- _Task details_
Repeat all of the material below exactly as written, images excluded.

- _Dataset content_
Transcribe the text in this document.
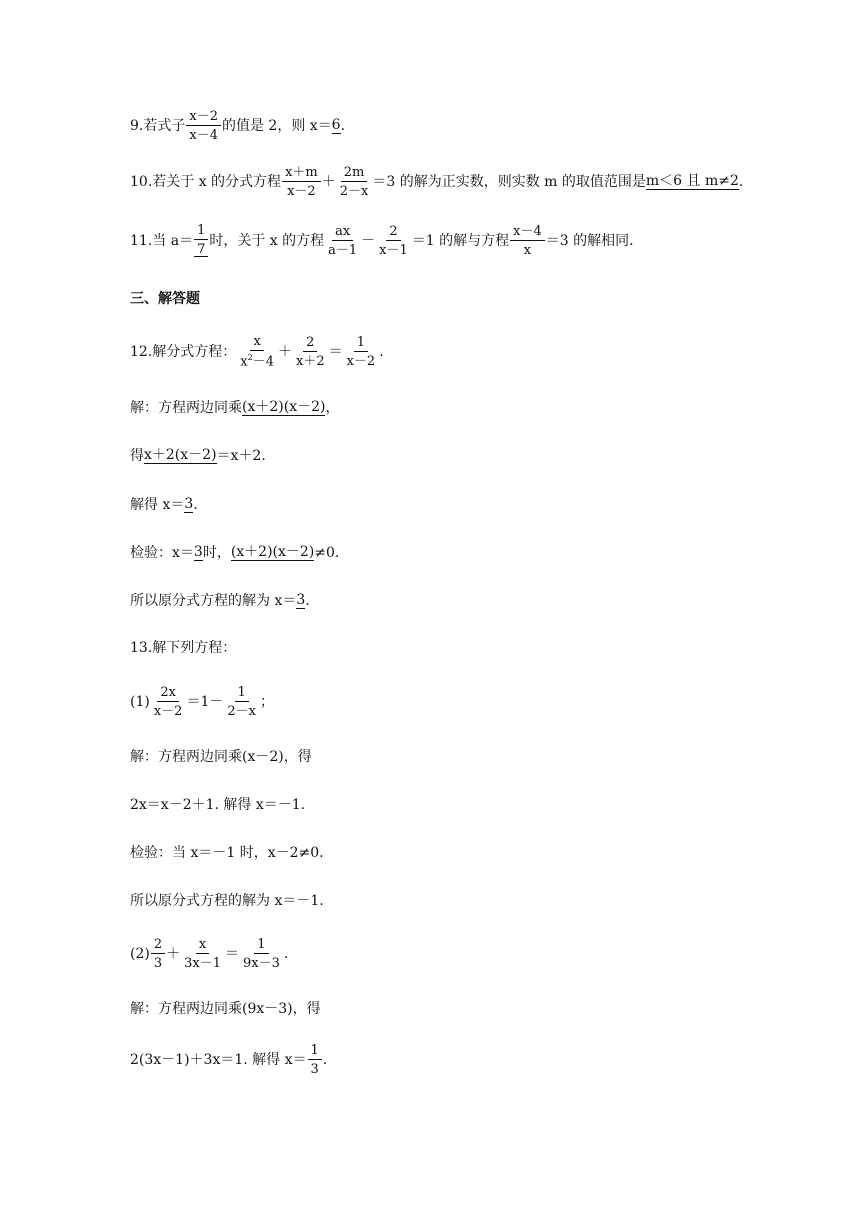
9. 若式子 $\frac{x-2}{x-4}$ 的值是 2，则 x＝ 6 .
10. 若关于 x 的分式方程 $\frac{x+m}{x-2} + \frac{2m}{2-x} =3$ 的解为正实数，则实数 m 的取值范围是 m＜6 且 m≠2 .
11. 当 $a= \frac{1}{7}$ 时，关于 x 的方程 $\frac{ax}{a-1} - \frac{2}{x-1} =1$ 的解与方程 $\frac{x-4}{x} =3$ 的解相同.
三、解答题
12. 解分式方程： $\frac{x}{x^2-4} + \frac{2}{x+2} = \frac{1}{x-2}$ .
解：方程两边同乘 (x＋2)(x－2) ，
得 x＋2(x－2) ＝x＋2.
解得 x＝ 3 .
检验：x＝ 3 时， (x＋2)(x－2) ≠0.
所以原分式方程的解为 x＝ 3 .
13.解下列方程：
$(1) \frac{2x}{x-2} =1- \frac{1}{2-x}$ ；
解：方程两边同乘(x－2)，得
2x＝x－2＋1. 解得 x＝－1.
检验：当 x＝－1 时，x－2≠0.
所以原分式方程的解为 x＝－1.
$(2) \frac{2}{3} + \frac{x}{3x-1} = \frac{1}{9x-3}$ .
解：方程两边同乘(9x－3)，得
2(3x－1)＋3x＝1. 解得 $x= \frac{1}{3}$ .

- _Complete response_
Transcribe the text in this document.
9. 若式子 $\frac{x-2}{x-4}$ 的值是 2，则 x＝ 6 .
10. 若关于 x 的分式方程 $\frac{x+m}{x-2} + \frac{2m}{2-x} =3$ 的解为正实数，则实数 m 的取值范围是 m＜6 且 m≠2 .
11. 当 $a= \frac{1}{7}$ 时，关于 x 的方程 $\frac{ax}{a-1} - \frac{2}{x-1} =1$ 的解与方程 $\frac{x-4}{x} =3$ 的解相同.
三、解答题
12. 解分式方程： $\frac{x}{x^2-4} + \frac{2}{x+2} = \frac{1}{x-2}$ .
解：方程两边同乘 (x＋2)(x－2) ，
得 x＋2(x－2) ＝x＋2.
解得 x＝ 3 .
检验：x＝ 3 时， (x＋2)(x－2) ≠0.
所以原分式方程的解为 x＝ 3 .
13.解下列方程：
$(1) \frac{2x}{x-2} =1- \frac{1}{2-x}$ ；
解：方程两边同乘(x－2)，得
2x＝x－2＋1. 解得 x＝－1.
检验：当 x＝－1 时，x－2≠0.
所以原分式方程的解为 x＝－1.
$(2) \frac{2}{3} + \frac{x}{3x-1} = \frac{1}{9x-3}$ .
解：方程两边同乘(9x－3)，得
2(3x－1)＋3x＝1. 解得 $x= \frac{1}{3}$ .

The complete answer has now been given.